Set problem: Copy out every line of the records where the string "JSON" occurs.

(Stored data)

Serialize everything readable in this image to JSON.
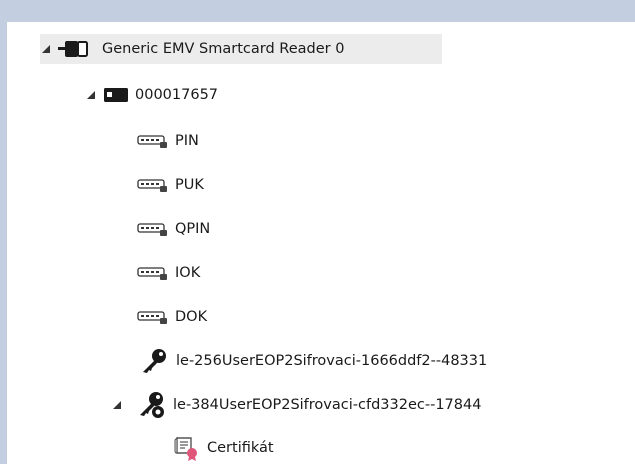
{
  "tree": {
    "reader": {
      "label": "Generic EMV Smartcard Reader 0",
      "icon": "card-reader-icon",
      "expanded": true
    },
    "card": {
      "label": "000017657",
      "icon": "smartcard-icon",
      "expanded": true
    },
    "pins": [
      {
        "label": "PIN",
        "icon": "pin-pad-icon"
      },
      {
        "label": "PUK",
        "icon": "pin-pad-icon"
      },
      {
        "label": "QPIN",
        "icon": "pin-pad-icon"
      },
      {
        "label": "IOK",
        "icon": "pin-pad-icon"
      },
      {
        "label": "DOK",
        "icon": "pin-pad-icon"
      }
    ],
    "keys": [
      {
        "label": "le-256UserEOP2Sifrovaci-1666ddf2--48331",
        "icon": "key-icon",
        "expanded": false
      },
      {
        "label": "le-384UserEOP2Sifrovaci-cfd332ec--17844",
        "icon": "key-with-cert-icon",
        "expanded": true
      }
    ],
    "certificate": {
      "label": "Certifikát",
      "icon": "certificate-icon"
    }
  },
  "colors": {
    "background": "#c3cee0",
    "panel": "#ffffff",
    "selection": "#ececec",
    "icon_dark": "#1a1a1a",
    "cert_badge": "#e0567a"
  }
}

...

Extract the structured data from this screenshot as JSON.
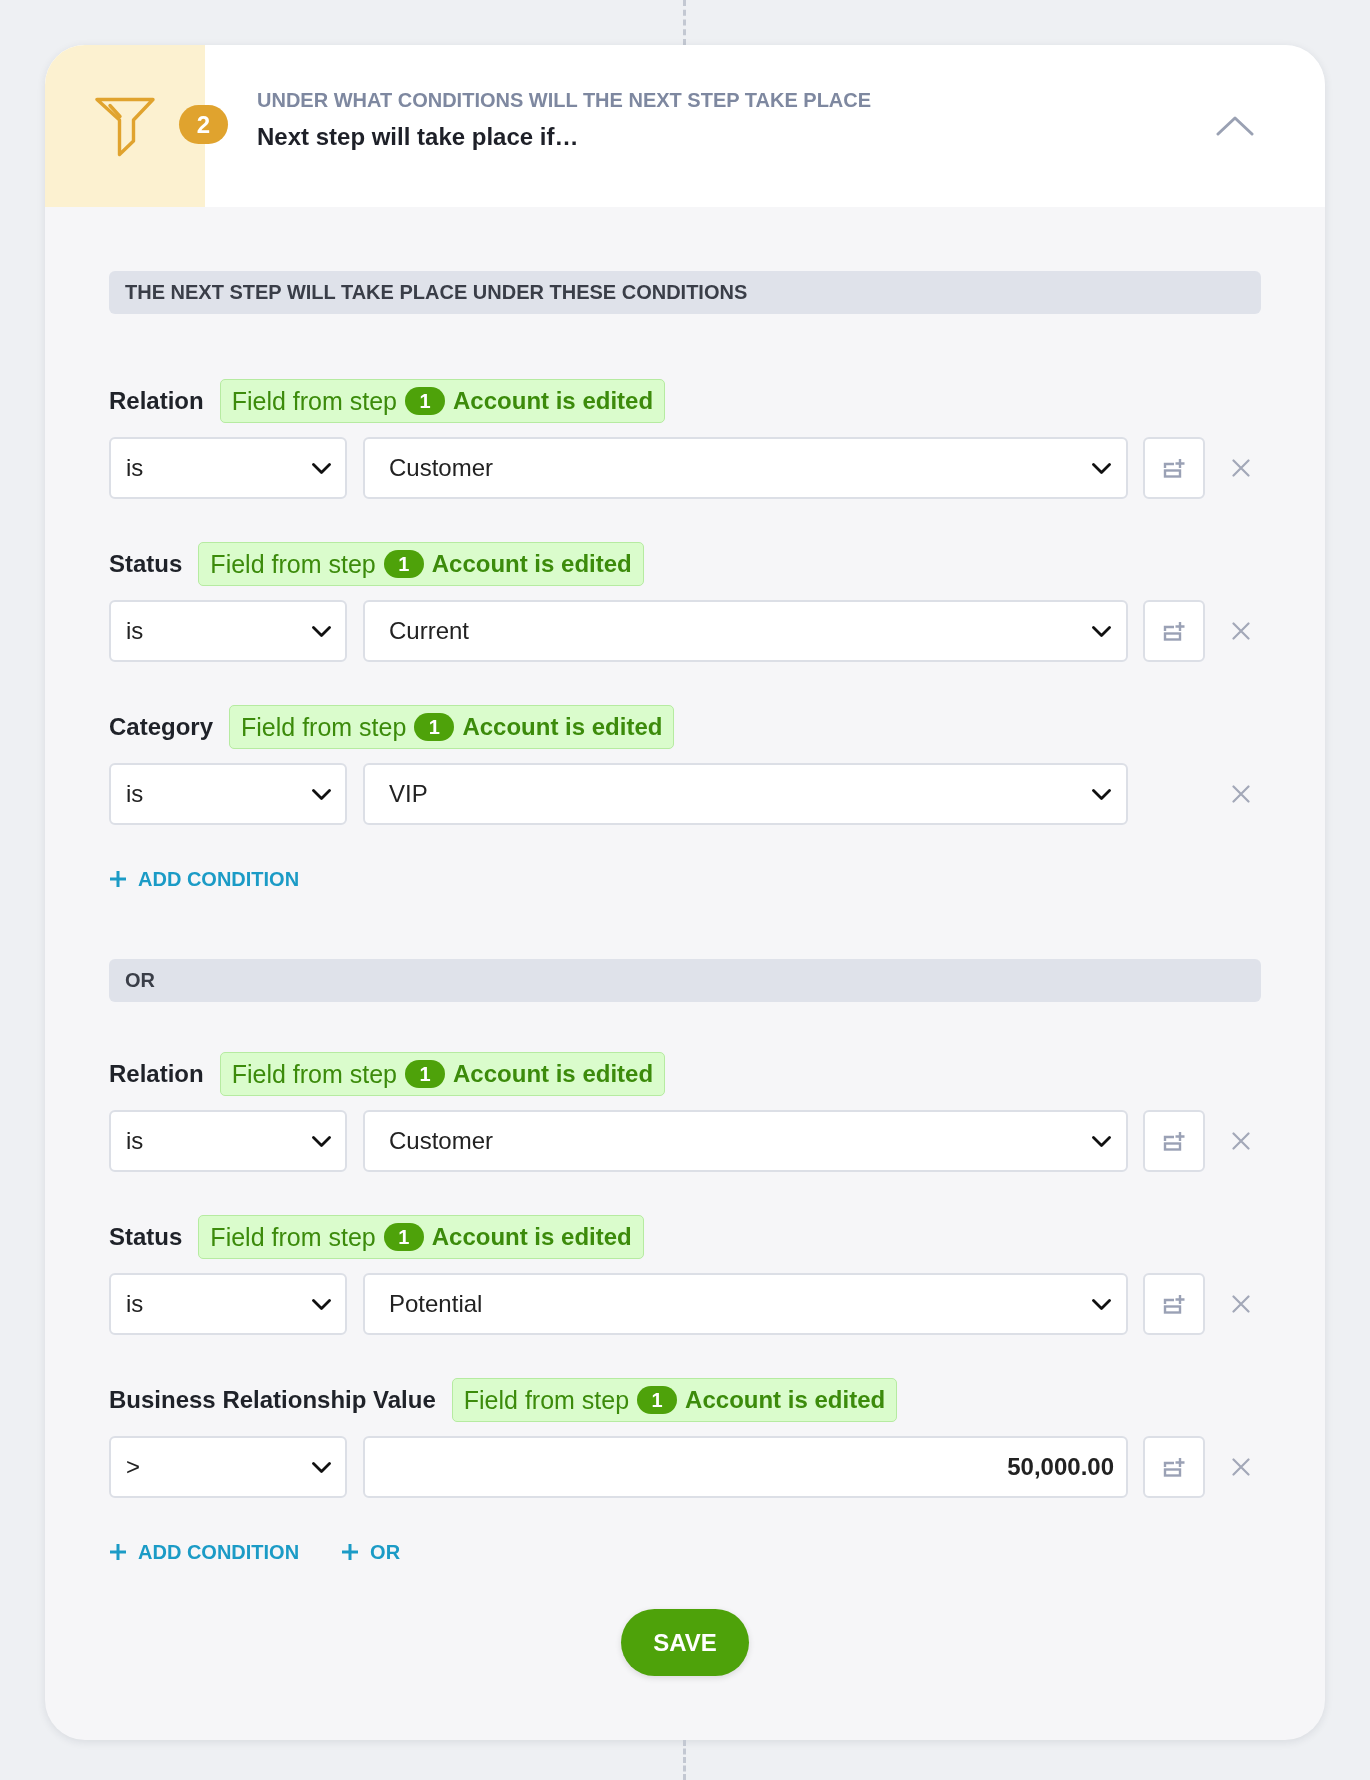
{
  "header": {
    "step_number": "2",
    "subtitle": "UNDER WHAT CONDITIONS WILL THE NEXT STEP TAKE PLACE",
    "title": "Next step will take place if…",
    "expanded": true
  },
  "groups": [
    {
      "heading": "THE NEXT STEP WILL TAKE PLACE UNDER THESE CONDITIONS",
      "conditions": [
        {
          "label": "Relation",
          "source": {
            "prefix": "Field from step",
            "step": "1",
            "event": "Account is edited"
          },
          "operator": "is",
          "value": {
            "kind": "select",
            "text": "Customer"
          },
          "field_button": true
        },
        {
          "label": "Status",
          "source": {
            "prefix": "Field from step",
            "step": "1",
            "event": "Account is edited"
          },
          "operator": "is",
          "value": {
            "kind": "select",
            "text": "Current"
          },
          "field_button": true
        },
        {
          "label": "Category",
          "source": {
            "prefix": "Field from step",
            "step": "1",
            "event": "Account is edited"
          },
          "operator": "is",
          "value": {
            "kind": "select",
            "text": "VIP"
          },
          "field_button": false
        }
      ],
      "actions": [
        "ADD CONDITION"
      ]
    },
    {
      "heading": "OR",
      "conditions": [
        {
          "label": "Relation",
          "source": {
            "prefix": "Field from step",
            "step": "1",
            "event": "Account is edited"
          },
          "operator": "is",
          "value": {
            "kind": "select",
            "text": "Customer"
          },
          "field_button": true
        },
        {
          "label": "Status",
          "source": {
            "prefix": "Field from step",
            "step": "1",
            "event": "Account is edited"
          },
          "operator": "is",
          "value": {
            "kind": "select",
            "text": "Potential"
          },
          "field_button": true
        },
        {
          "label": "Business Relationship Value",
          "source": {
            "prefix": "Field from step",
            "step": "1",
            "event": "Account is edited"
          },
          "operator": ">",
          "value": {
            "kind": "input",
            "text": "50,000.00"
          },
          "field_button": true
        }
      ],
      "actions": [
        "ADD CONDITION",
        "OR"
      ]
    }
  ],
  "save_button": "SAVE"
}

Solution to the problem:
Serialize everything readable in this image to JSON.
Extract the structured data from this screenshot as JSON.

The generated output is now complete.